- **WHAT IS BEING ASKED**
What follows is a set of records, each of which is to be written out exactly.
○ ○ ○ ○
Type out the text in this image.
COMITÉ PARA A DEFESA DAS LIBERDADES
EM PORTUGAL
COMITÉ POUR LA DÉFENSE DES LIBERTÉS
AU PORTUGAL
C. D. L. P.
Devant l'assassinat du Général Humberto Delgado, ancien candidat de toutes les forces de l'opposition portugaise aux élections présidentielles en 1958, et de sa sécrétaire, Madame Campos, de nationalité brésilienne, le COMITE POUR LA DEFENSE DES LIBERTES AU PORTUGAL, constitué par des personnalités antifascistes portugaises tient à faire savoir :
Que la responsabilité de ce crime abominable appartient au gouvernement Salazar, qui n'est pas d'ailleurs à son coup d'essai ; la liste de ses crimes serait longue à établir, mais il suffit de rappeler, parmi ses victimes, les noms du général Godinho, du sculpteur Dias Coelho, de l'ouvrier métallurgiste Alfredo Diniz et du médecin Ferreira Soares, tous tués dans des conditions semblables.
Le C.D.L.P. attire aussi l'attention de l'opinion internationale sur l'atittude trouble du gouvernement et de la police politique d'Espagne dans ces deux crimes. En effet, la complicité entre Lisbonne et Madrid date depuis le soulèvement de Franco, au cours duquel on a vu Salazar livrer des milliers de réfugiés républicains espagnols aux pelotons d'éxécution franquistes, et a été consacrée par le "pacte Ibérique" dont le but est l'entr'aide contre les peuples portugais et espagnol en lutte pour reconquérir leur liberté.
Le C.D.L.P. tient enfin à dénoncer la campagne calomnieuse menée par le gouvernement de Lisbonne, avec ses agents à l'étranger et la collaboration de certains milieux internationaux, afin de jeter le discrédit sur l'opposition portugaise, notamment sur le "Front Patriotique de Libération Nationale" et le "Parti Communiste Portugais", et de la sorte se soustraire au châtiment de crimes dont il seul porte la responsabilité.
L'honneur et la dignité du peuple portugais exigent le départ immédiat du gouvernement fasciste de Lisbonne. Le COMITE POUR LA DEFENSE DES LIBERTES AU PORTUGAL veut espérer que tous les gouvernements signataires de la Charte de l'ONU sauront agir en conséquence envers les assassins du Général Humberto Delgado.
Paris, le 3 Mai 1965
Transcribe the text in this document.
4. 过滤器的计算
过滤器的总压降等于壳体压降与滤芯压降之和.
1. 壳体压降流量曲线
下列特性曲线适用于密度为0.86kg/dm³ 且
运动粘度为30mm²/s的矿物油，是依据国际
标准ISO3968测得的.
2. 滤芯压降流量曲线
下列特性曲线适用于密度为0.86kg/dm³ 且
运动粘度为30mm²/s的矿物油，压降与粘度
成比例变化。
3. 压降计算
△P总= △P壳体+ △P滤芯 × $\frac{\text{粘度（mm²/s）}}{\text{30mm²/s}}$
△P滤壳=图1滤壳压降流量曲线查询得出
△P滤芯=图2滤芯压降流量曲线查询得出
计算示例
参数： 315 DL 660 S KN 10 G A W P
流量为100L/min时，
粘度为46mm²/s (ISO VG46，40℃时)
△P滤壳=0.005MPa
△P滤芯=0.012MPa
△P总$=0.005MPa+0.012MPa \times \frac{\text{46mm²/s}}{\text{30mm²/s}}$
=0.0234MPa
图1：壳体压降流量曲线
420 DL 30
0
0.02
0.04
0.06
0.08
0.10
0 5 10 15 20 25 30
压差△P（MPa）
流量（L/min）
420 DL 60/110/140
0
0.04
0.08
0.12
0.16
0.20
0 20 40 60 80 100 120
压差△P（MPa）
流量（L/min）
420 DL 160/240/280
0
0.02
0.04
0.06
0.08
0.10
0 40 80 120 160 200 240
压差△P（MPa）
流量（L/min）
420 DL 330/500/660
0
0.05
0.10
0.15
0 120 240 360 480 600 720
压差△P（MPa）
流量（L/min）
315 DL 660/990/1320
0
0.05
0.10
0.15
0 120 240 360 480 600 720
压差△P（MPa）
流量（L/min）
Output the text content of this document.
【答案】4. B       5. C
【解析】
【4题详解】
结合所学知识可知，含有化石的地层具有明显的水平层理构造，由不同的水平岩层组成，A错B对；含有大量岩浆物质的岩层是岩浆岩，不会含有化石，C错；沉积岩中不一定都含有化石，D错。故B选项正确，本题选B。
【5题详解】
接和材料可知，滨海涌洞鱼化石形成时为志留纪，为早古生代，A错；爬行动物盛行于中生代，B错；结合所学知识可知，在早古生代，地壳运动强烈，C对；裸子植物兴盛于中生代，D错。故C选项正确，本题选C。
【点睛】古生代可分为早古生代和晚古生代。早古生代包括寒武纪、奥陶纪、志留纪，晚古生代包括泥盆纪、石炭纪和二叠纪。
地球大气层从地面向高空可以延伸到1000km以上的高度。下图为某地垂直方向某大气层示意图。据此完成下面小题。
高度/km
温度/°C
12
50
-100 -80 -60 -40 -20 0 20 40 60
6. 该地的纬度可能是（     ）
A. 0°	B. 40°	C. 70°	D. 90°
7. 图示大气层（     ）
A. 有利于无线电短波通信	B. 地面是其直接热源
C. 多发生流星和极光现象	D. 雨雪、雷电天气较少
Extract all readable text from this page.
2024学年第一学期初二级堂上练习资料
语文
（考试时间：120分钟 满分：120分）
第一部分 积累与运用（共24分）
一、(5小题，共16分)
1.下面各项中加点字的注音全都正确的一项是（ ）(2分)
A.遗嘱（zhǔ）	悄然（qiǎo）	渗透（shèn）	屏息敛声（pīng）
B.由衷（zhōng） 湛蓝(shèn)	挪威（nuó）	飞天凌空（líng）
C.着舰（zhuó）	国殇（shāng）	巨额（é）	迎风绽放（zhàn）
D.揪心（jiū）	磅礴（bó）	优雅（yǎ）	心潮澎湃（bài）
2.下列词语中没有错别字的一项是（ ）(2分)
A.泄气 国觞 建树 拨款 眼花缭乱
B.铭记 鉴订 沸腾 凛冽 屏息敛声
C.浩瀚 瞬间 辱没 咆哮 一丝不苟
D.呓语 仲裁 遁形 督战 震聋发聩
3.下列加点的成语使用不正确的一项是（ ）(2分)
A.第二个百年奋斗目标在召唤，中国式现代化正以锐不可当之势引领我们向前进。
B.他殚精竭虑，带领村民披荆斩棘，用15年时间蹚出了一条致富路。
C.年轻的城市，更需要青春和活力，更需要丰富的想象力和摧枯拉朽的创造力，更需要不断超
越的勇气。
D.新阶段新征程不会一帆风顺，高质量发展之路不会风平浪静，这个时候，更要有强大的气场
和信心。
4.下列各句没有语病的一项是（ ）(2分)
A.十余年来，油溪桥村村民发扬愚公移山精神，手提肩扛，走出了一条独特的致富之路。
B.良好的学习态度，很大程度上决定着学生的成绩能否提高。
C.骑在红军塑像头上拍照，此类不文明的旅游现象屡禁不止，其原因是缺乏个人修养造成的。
○ ○ ○ ○
- **TASK RESULT**
Type out the text in this image.
COMITÉ PARA A DEFESA DAS LIBERDADES
EM PORTUGAL
COMITÉ POUR LA DÉFENSE DES LIBERTÉS
AU PORTUGAL
C. D. L. P.
Devant l'assassinat du Général Humberto Delgado, ancien candidat de toutes les forces de l'opposition portugaise aux élections présidentielles en 1958, et de sa sécrétaire, Madame Campos, de nationalité brésilienne, le COMITE POUR LA DEFENSE DES LIBERTES AU PORTUGAL, constitué par des personnalités antifascistes portugaises tient à faire savoir :
Que la responsabilité de ce crime abominable appartient au gouvernement Salazar, qui n'est pas d'ailleurs à son coup d'essai ; la liste de ses crimes serait longue à établir, mais il suffit de rappeler, parmi ses victimes, les noms du général Godinho, du sculpteur Dias Coelho, de l'ouvrier métallurgiste Alfredo Diniz et du médecin Ferreira Soares, tous tués dans des conditions semblables.
Le C.D.L.P. attire aussi l'attention de l'opinion internationale sur l'atittude trouble du gouvernement et de la police politique d'Espagne dans ces deux crimes. En effet, la complicité entre Lisbonne et Madrid date depuis le soulèvement de Franco, au cours duquel on a vu Salazar livrer des milliers de réfugiés républicains espagnols aux pelotons d'éxécution franquistes, et a été consacrée par le "pacte Ibérique" dont le but est l'entr'aide contre les peuples portugais et espagnol en lutte pour reconquérir leur liberté.
Le C.D.L.P. tient enfin à dénoncer la campagne calomnieuse menée par le gouvernement de Lisbonne, avec ses agents à l'étranger et la collaboration de certains milieux internationaux, afin de jeter le discrédit sur l'opposition portugaise, notamment sur le "Front Patriotique de Libération Nationale" et le "Parti Communiste Portugais", et de la sorte se soustraire au châtiment de crimes dont il seul porte la responsabilité.
L'honneur et la dignité du peuple portugais exigent le départ immédiat du gouvernement fasciste de Lisbonne. Le COMITE POUR LA DEFENSE DES LIBERTES AU PORTUGAL veut espérer que tous les gouvernements signataires de la Charte de l'ONU sauront agir en conséquence envers les assassins du Général Humberto Delgado.
Paris, le 3 Mai 1965
Transcribe the text in this document.
4. 过滤器的计算
过滤器的总压降等于壳体压降与滤芯压降之和.
1. 壳体压降流量曲线
下列特性曲线适用于密度为0.86kg/dm³ 且
运动粘度为30mm²/s的矿物油，是依据国际
标准ISO3968测得的.
2. 滤芯压降流量曲线
下列特性曲线适用于密度为0.86kg/dm³ 且
运动粘度为30mm²/s的矿物油，压降与粘度
成比例变化。
3. 压降计算
△P总= △P壳体+ △P滤芯 × $\frac{\text{粘度（mm²/s）}}{\text{30mm²/s}}$
△P滤壳=图1滤壳压降流量曲线查询得出
△P滤芯=图2滤芯压降流量曲线查询得出
计算示例
参数： 315 DL 660 S KN 10 G A W P
流量为100L/min时，
粘度为46mm²/s (ISO VG46，40℃时)
△P滤壳=0.005MPa
△P滤芯=0.012MPa
△P总$=0.005MPa+0.012MPa \times \frac{\text{46mm²/s}}{\text{30mm²/s}}$
=0.0234MPa
图1：壳体压降流量曲线
420 DL 30
0
0.02
0.04
0.06
0.08
0.10
0 5 10 15 20 25 30
压差△P（MPa）
流量（L/min）
420 DL 60/110/140
0
0.04
0.08
0.12
0.16
0.20
0 20 40 60 80 100 120
压差△P（MPa）
流量（L/min）
420 DL 160/240/280
0
0.02
0.04
0.06
0.08
0.10
0 40 80 120 160 200 240
压差△P（MPa）
流量（L/min）
420 DL 330/500/660
0
0.05
0.10
0.15
0 120 240 360 480 600 720
压差△P（MPa）
流量（L/min）
315 DL 660/990/1320
0
0.05
0.10
0.15
0 120 240 360 480 600 720
压差△P（MPa）
流量（L/min）
Output the text content of this document.
【答案】4. B       5. C
【解析】
【4题详解】
结合所学知识可知，含有化石的地层具有明显的水平层理构造，由不同的水平岩层组成，A错B对；含有大量岩浆物质的岩层是岩浆岩，不会含有化石，C错；沉积岩中不一定都含有化石，D错。故B选项正确，本题选B。
【5题详解】
接和材料可知，滨海涌洞鱼化石形成时为志留纪，为早古生代，A错；爬行动物盛行于中生代，B错；结合所学知识可知，在早古生代，地壳运动强烈，C对；裸子植物兴盛于中生代，D错。故C选项正确，本题选C。
【点睛】古生代可分为早古生代和晚古生代。早古生代包括寒武纪、奥陶纪、志留纪，晚古生代包括泥盆纪、石炭纪和二叠纪。
地球大气层从地面向高空可以延伸到1000km以上的高度。下图为某地垂直方向某大气层示意图。据此完成下面小题。
高度/km
温度/°C
12
50
-100 -80 -60 -40 -20 0 20 40 60
6. 该地的纬度可能是（     ）
A. 0°	B. 40°	C. 70°	D. 90°
7. 图示大气层（     ）
A. 有利于无线电短波通信	B. 地面是其直接热源
C. 多发生流星和极光现象	D. 雨雪、雷电天气较少
Extract all readable text from this page.
2024学年第一学期初二级堂上练习资料
语文
（考试时间：120分钟 满分：120分）
第一部分 积累与运用（共24分）
一、(5小题，共16分)
1.下面各项中加点字的注音全都正确的一项是（ ）(2分)
A.遗嘱（zhǔ）	悄然（qiǎo）	渗透（shèn）	屏息敛声（pīng）
B.由衷（zhōng） 湛蓝(shèn)	挪威（nuó）	飞天凌空（líng）
C.着舰（zhuó）	国殇（shāng）	巨额（é）	迎风绽放（zhàn）
D.揪心（jiū）	磅礴（bó）	优雅（yǎ）	心潮澎湃（bài）
2.下列词语中没有错别字的一项是（ ）(2分)
A.泄气 国觞 建树 拨款 眼花缭乱
B.铭记 鉴订 沸腾 凛冽 屏息敛声
C.浩瀚 瞬间 辱没 咆哮 一丝不苟
D.呓语 仲裁 遁形 督战 震聋发聩
3.下列加点的成语使用不正确的一项是（ ）(2分)
A.第二个百年奋斗目标在召唤，中国式现代化正以锐不可当之势引领我们向前进。
B.他殚精竭虑，带领村民披荆斩棘，用15年时间蹚出了一条致富路。
C.年轻的城市，更需要青春和活力，更需要丰富的想象力和摧枯拉朽的创造力，更需要不断超
越的勇气。
D.新阶段新征程不会一帆风顺，高质量发展之路不会风平浪静，这个时候，更要有强大的气场
和信心。
4.下列各句没有语病的一项是（ ）(2分)
A.十余年来，油溪桥村村民发扬愚公移山精神，手提肩扛，走出了一条独特的致富之路。
B.良好的学习态度，很大程度上决定着学生的成绩能否提高。
C.骑在红军塑像头上拍照，此类不文明的旅游现象屡禁不止，其原因是缺乏个人修养造成的。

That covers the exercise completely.